### [Supplied text]

☆ ☆ ☆

Elon University President Leo M. Lambert and Student Government Association President Joe Incorvia offered gratitude Tuesday to dozens of employees who worked around the clock this year to keep the university running at the height of winter storms.

How bad was the weather that disrupted campus operations this winter? Consider the following:

  • Staff members from the Elon University Physical Plant team logged 3,000 hours of extra work to clean up the campus on multiple occasions.
  • From a March ice storm alone, workers collected 4,000 cubic yards of debris, enough to fill 133 large dumpsters.
  • Workers spread 21 tons of deicer on sidewalks throughout campus between January and March.

They worked long hours when their own families were affected by the weather, helping to preserve the essential functions of a university with 6,300 students and more than 1,200 full-time employees by shoveling sidewalks, plowing parking lots and clearing dangerous tree limbs from overhead.

And at College Coffee on May 6, 2014, Elon University President Leo M. Lambert and Student Government Association President Joe Incorvia praised those unwavering efforts.

Elon University President Leo M. Lambert delivered his May 6 remarks to Physical Plant workers in front of a campus building undergoing repairs from a tree that toppled into it during a March ice storm.

“We have gathered here this morning our wonderful, wonderful Physical Plant staff,” Lambert told hundreds of students, faculty and staff gathered at Phi Beta Kappa Plaza. “They did yeoman's work keeping us safe and the university running during this difficult winter.”

☆ ☆ ☆

### [Raw records]
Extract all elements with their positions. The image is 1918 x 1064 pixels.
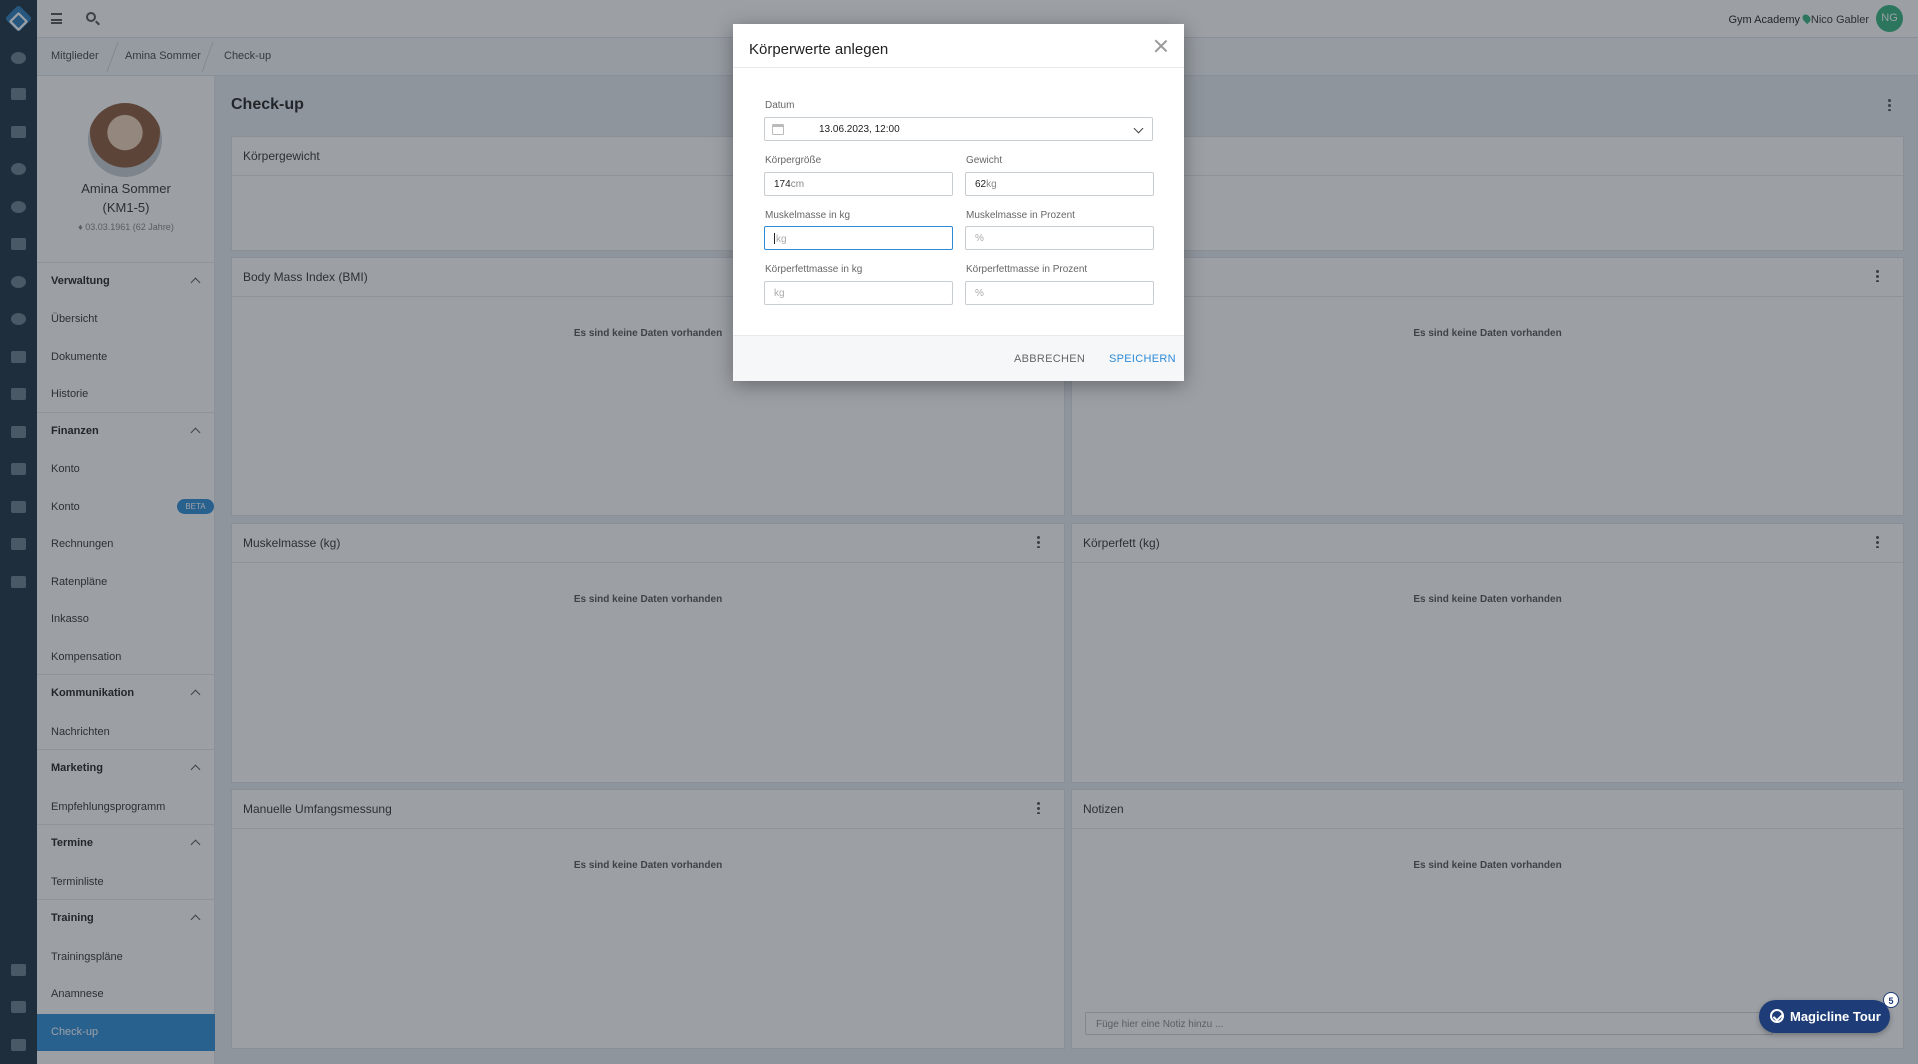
check-circle-icon xyxy=(1770,1009,1784,1023)
weight-unit: kg xyxy=(986,179,997,190)
dialog-divider xyxy=(733,67,1184,68)
body-values-dialog: Körperwerte anlegen Datum 13.06.2023, 12… xyxy=(733,24,1184,381)
height-label: Körpergröße xyxy=(765,155,822,166)
fat-pct-field[interactable]: % xyxy=(965,281,1154,305)
weight-label: Gewicht xyxy=(966,155,1003,166)
date-select[interactable]: 13.06.2023, 12:00 xyxy=(764,117,1153,141)
close-icon[interactable] xyxy=(1153,38,1169,54)
save-button[interactable]: SPEICHERN xyxy=(1109,353,1176,365)
tour-count-badge: 5 xyxy=(1883,992,1899,1008)
muscle-kg-label: Muskelmasse in kg xyxy=(765,210,851,221)
height-unit: cm xyxy=(790,179,805,190)
fat-kg-field[interactable]: kg xyxy=(764,281,953,305)
fat-pct-label: Körperfettmasse in Prozent xyxy=(966,264,1088,275)
text-cursor xyxy=(774,233,775,244)
date-label: Datum xyxy=(765,100,795,111)
height-value: 174 xyxy=(774,179,791,190)
weight-value: 62 xyxy=(975,179,987,190)
cancel-button[interactable]: ABBRECHEN xyxy=(1014,353,1085,365)
muscle-kg-placeholder: kg xyxy=(776,234,787,245)
tour-label: Magicline Tour xyxy=(1790,1009,1881,1024)
chevron-down-icon xyxy=(1133,123,1144,134)
muscle-pct-placeholder: % xyxy=(975,233,984,244)
fat-pct-placeholder: % xyxy=(975,288,984,299)
date-value: 13.06.2023, 12:00 xyxy=(819,124,900,135)
calendar-icon xyxy=(772,124,784,135)
muscle-kg-field[interactable]: kg xyxy=(764,226,953,250)
height-field[interactable]: 174cm xyxy=(764,172,953,196)
magicline-tour-button[interactable]: Magicline Tour 5 xyxy=(1759,992,1899,1033)
dialog-footer: ABBRECHEN SPEICHERN xyxy=(733,335,1184,381)
weight-field[interactable]: 62kg xyxy=(965,172,1154,196)
dialog-title: Körperwerte anlegen xyxy=(749,41,889,58)
muscle-pct-field[interactable]: % xyxy=(965,226,1154,250)
fat-kg-label: Körperfettmasse in kg xyxy=(765,264,863,275)
muscle-pct-label: Muskelmasse in Prozent xyxy=(966,210,1075,221)
fat-kg-placeholder: kg xyxy=(774,288,785,299)
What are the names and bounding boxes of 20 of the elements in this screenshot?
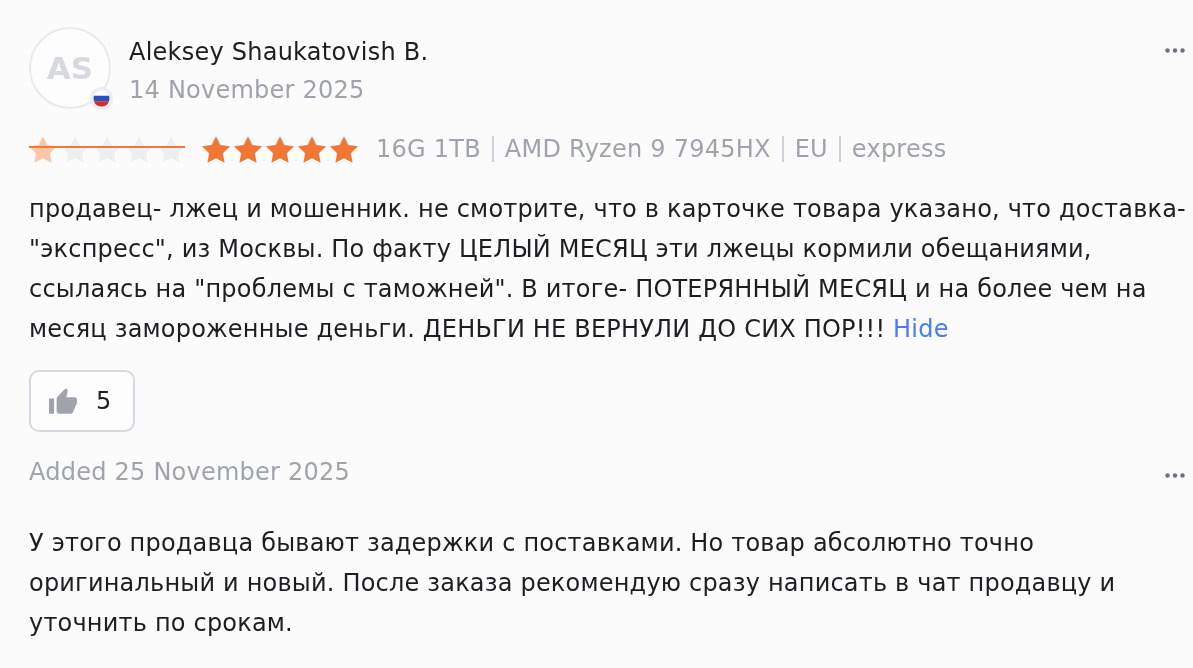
review-update-text: У этого продавца бывают задержки с поставками. Но товар абсолютно точно оригинальный и новый. После заказа рекомендую сразу написать в чат продавцу и уточнить по срокам. — [29, 528, 1117, 639]
thumbs-up-icon — [49, 388, 77, 414]
product-option-text: express — [851, 135, 947, 163]
review-text: продавец- лжец и мошенник. не смотрите, что в карточке товара указано, что доставка- "экспресс", из Москвы. По факту ЦЕЛЫЙ МЕСЯЦ эти лжецы кормили обещаниями, ссылаясь на "проблемы с таможней". В итоге- ПОТЕРЯННЫЙ МЕСЯЦ и на более чем на месяц замороженные деньги. ДЕНЬГИ НЕ ВЕРНУЛИ ДО СИХ ПОР!!! Hide — [29, 194, 1187, 345]
hide-link[interactable]: Hide — [893, 315, 949, 343]
author-name: Aleksey Shaukatovish B. — [129, 37, 429, 68]
review-date: 14 November 2025 — [129, 75, 365, 106]
star-icon — [298, 135, 326, 163]
star-icon — [202, 135, 230, 163]
more-menu-icon[interactable] — [1165, 48, 1185, 53]
more-menu-icon[interactable] — [1165, 472, 1185, 478]
product-option-text: 16G 1TB — [376, 135, 481, 163]
star-icon — [266, 135, 294, 163]
like-button[interactable]: 5 — [29, 370, 135, 432]
product-option-text: EU — [794, 135, 828, 163]
star-icon — [234, 135, 262, 163]
product-option-text: AMD Ryzen 9 7945HX — [504, 135, 771, 163]
added-date: Added 25 November 2025 — [29, 457, 351, 488]
flag-icon — [90, 87, 113, 110]
star-icon — [330, 135, 358, 163]
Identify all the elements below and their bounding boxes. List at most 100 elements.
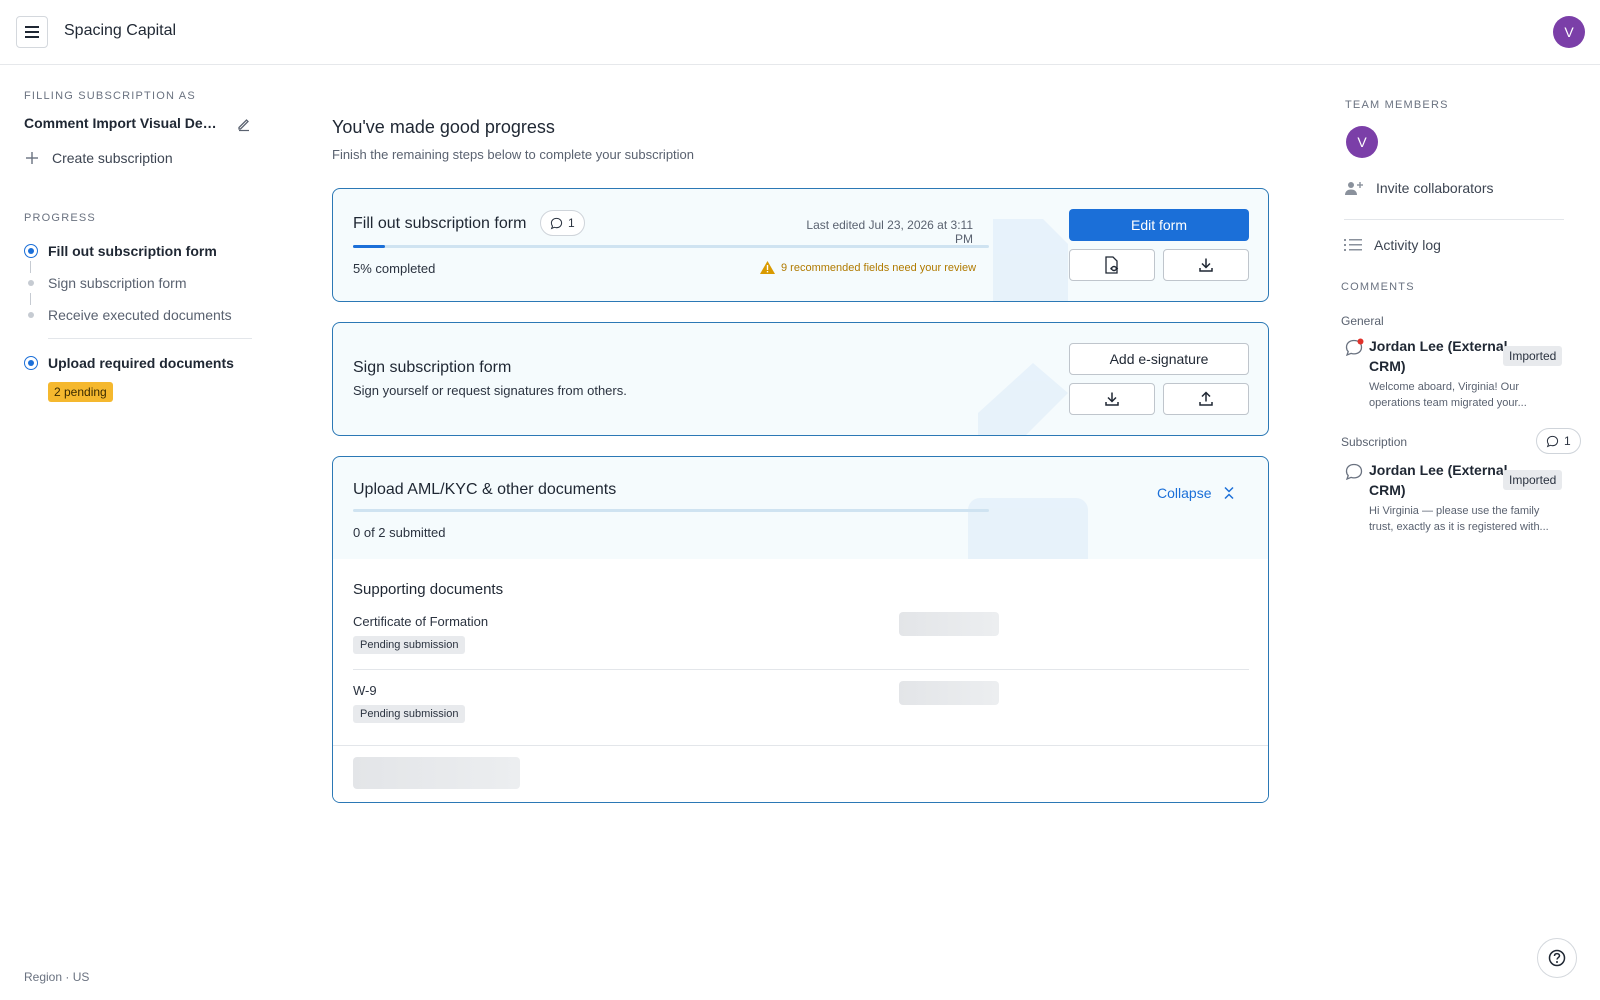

☆ ☆ ☆

### [Work to do]
1 – Summarize the article on Elon University's winter storm cleanup in two sentences.
2 – In the article on Elon University's winter storm cleanup, write out word for word the stretch from "They worked long" through "March ice storm.".
3 – Continue the article on Elon University's winter storm cleanup after its last sentence.

### [Expected results]
1 – On May 6, 2014, at College Coffee, Elon University President Leo M. Lambert and Student Government Association President Joe Incorvia praised the Physical Plant employees who worked around the clock to keep the university running through the winter storms. Those staff members logged 3,000 hours of extra work, collected 4,000 cubic yards of debris from a March ice storm alone, and spread 21 tons of deicer on campus sidewalks between January and March.

2 –
They worked long hours when their own families were affected by the weather, helping to preserve the essential functions of a university with 6,300 students and more than 1,200 full-time employees by shoveling sidewalks, plowing parking lots and clearing dangerous tree limbs from overhead.

And at College Coffee on May 6, 2014, Elon University President Leo M. Lambert and Student Government Association President Joe Incorvia praised those unwavering efforts.

Elon University President Leo M. Lambert delivered his May 6 remarks to Physical Plant workers in front of a campus building undergoing repairs from a tree that toppled into it during a March ice storm.

3 –
Lambert noted that 91 percent of Physical Plant staff members also have made contributions to the university over the past year to enrich the educational experiences of the same students protected and aided by their work, which Lambert said "speaks to the spirit of this community."

"This is a very special and wonderful group of people," he said.

The university closed in the wake of two storm systems that dumped snow and ice across central North Carolina. In early March, one storm disrupted operations for three days, and lengthy power outages away from campus lead to the temporary closure of some residence halls.

The same storm toppled a giant oak tree into the Academic Village’s Belk Pavilion, where ongoing repairs served as a backdrop to Lambert and Incorvia’s remarks.

“They work day in and day out so that we can enjoy campus and so we can enjoy the experiences we all have here,” said Incorvia, describing workers who "rise above expectations and go beyond their call of duty on a daily basis" to keep the campus beautiful and functional. “Show them that we appreciate what they do for us every single day. They are truly the unsung heroes of our campus and without them, Elon would not be the place we call home and would not be the place we have grown accustomed to.”

Michael Laplaca, assistant sports turf manager for Elon University, spoke on behalf of his Physical Plant colleagues during a special recognition program at the university's May 6 College Coffee.

Dozens of Physical Plant workers, many wearing monogrammed maroon knit shirts, attended the special recognition.

Elon alumnus Michael Laplaca, the assistant sports turf manager for the university, responded for his colleagues following the presidents’ remarks and the unfurling of a “thank you” banner containing hundreds of student signatures.

“On behalf of the entire Physical Plant, we would just like to say thank you for this fantastic recognition,” Laplaca said, “and long live Elon!”